SHORT EXERCISE: Below are some records. Pull every line that contains the word "Baby".

DATASET ENTRIES:
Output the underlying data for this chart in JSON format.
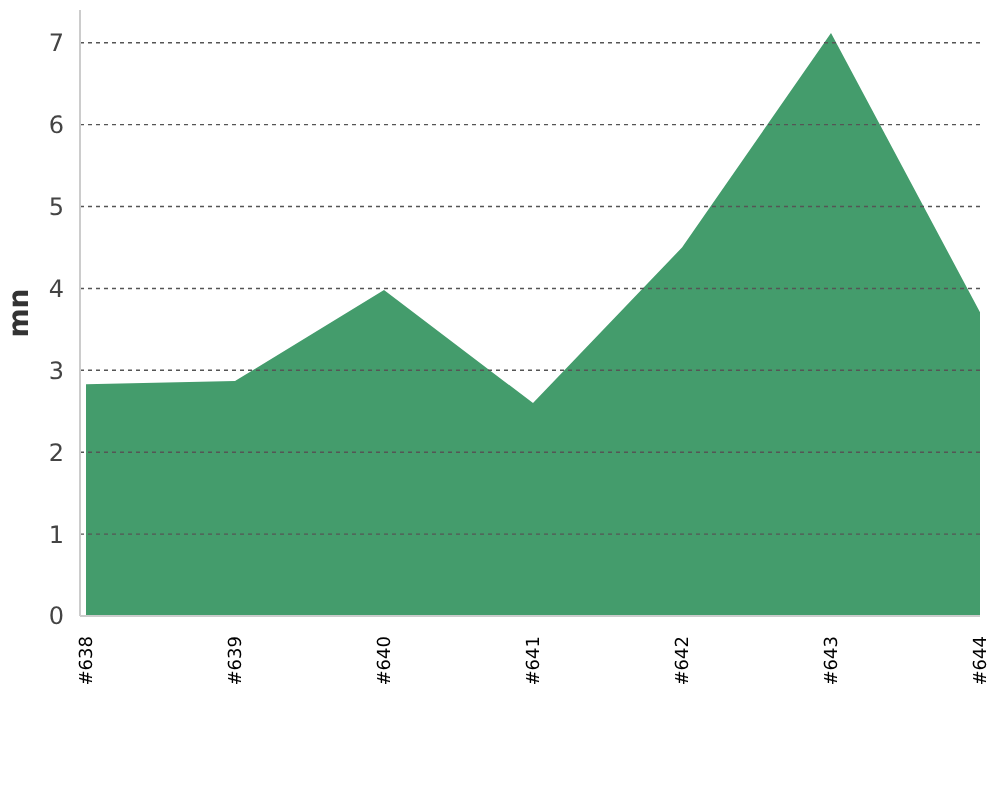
{
  "chart_data": {
    "type": "area",
    "ylabel": "mn",
    "categories": [
      "#638",
      "#639",
      "#640",
      "#641",
      "#642",
      "#643",
      "#644"
    ],
    "series": [
      {
        "color": "#449c6c",
        "values": [
          2.83,
          2.87,
          3.98,
          2.6,
          4.5,
          7.12,
          3.71
        ]
      }
    ],
    "ylim": [
      0,
      7.4
    ],
    "yticks": [
      0,
      1,
      2,
      3,
      4,
      5,
      6,
      7
    ],
    "grid": "y"
  }
}
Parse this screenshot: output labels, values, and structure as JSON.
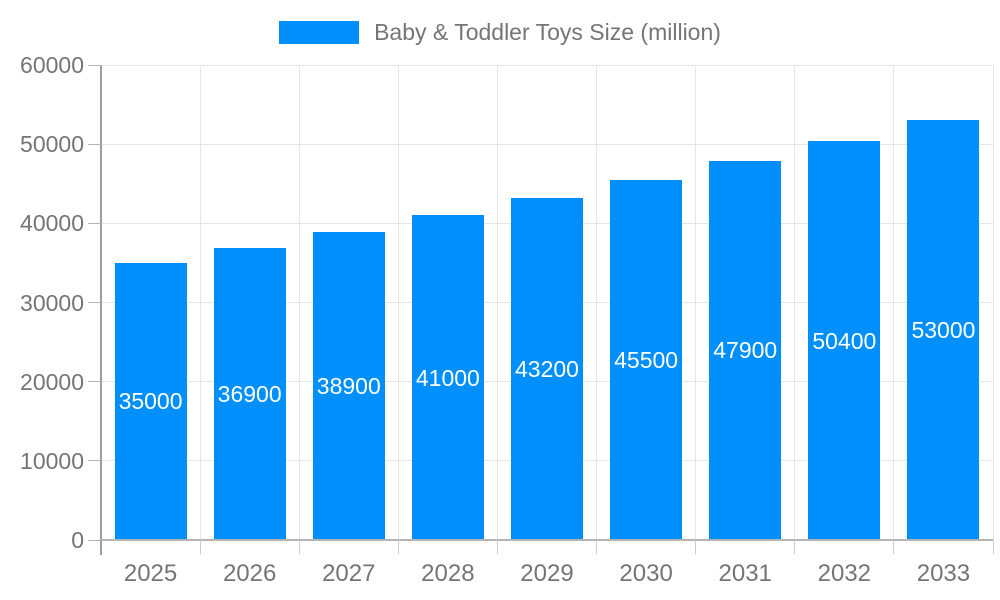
{
  "legend": {
    "label": "Baby & Toddler Toys Size (million)"
  },
  "chart_data": {
    "type": "bar",
    "title": "Baby & Toddler Toys Size (million)",
    "categories": [
      "2025",
      "2026",
      "2027",
      "2028",
      "2029",
      "2030",
      "2031",
      "2032",
      "2033"
    ],
    "values": [
      35000,
      36900,
      38900,
      41000,
      43200,
      45500,
      47900,
      50400,
      53000
    ],
    "value_labels": [
      "35000",
      "36900",
      "38900",
      "41000",
      "43200",
      "45500",
      "47900",
      "50400",
      "53000"
    ],
    "xlabel": "",
    "ylabel": "",
    "ylim": [
      0,
      60000
    ],
    "ytick_step": 10000,
    "ytick_labels": [
      "0",
      "10000",
      "20000",
      "30000",
      "40000",
      "50000",
      "60000"
    ],
    "grid": true,
    "legend_position": "top-center",
    "colors": {
      "bar": "#008ffb",
      "value_label": "#ffffff",
      "axis_label": "#757575",
      "legend_text": "#757575",
      "grid_line": "#e6e6e6",
      "axis_line": "#b3b3b3",
      "y_axis_line": "#9e9e9e"
    }
  }
}
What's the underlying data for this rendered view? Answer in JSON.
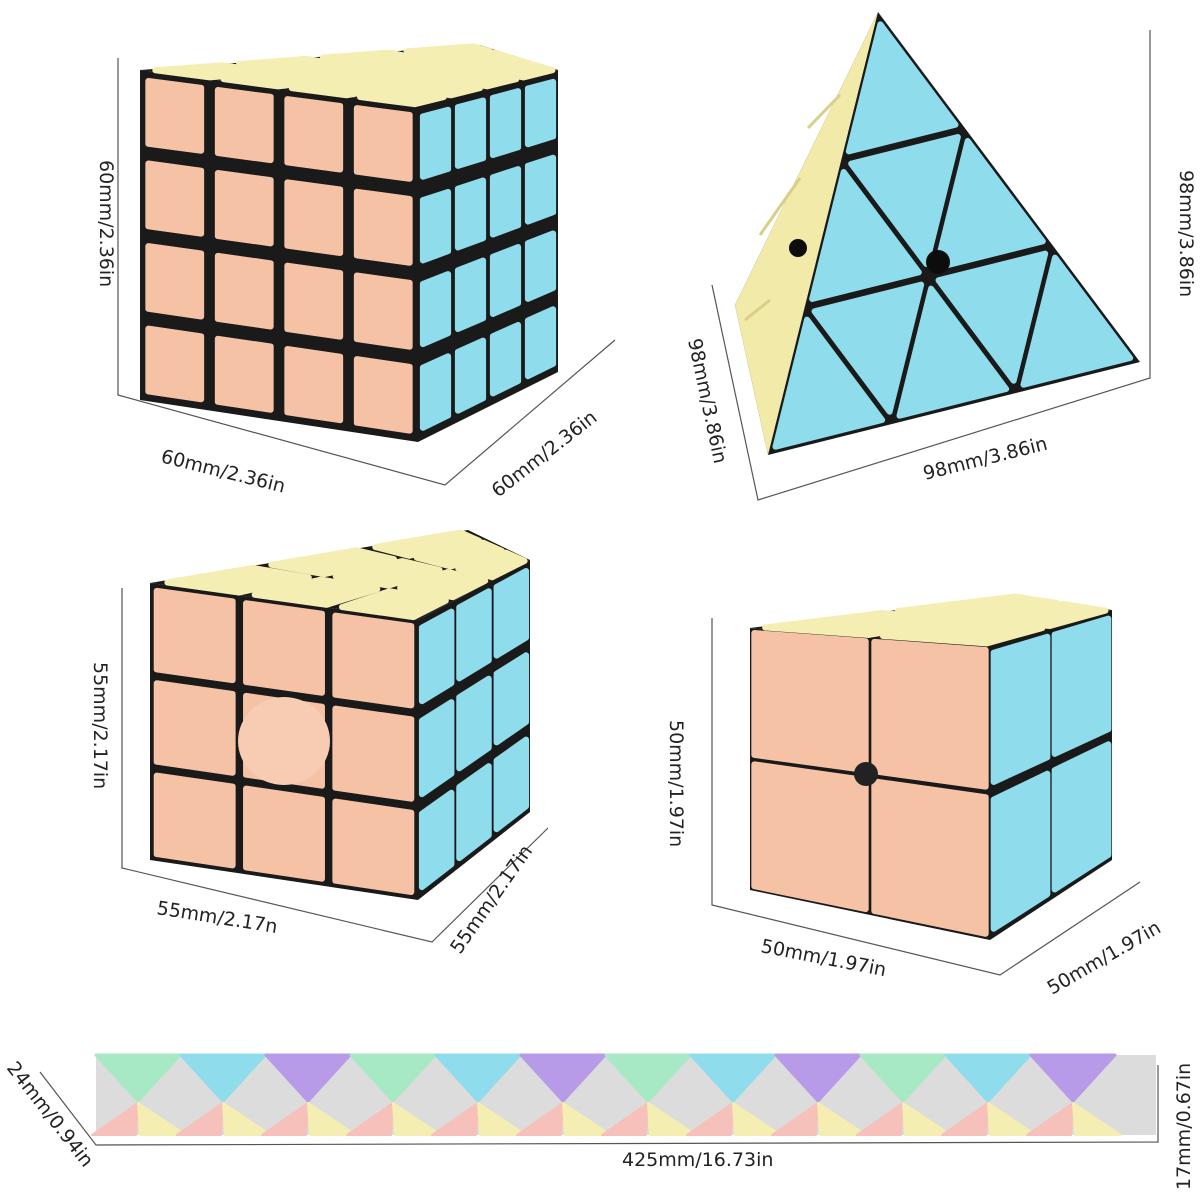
{
  "colors": {
    "peach": "#f6c2a6",
    "yellow": "#f5eeb2",
    "blue": "#8fdcec",
    "purple": "#b79be8",
    "green": "#a7e8c5",
    "pink": "#f6c1ba",
    "gap": "#1a1a1a"
  },
  "cube4x4": {
    "label_height": "60mm/2.36in",
    "label_width": "60mm/2.36in",
    "label_depth": "60mm/2.36in"
  },
  "pyramid": {
    "label_height": "98mm/3.86in",
    "label_width": "98mm/3.86in",
    "label_depth": "98mm/3.86in"
  },
  "cube3x3": {
    "label_height": "55mm/2.17in",
    "label_width": "55mm/2.17n",
    "label_depth": "55mm/2.17in"
  },
  "cube2x2": {
    "label_height": "50mm/1.97in",
    "label_width": "50mm/1.97in",
    "label_depth": "50mm/1.97in"
  },
  "snake": {
    "label_height": "17mm/0.67in",
    "label_width": "425mm/16.73in",
    "label_depth": "24mm/0.94in"
  }
}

CORRECT ANSWER:
    "label": "Baby & Toddler Toys Size (million)"
    "title": "Baby & Toddler Toys Size (million)",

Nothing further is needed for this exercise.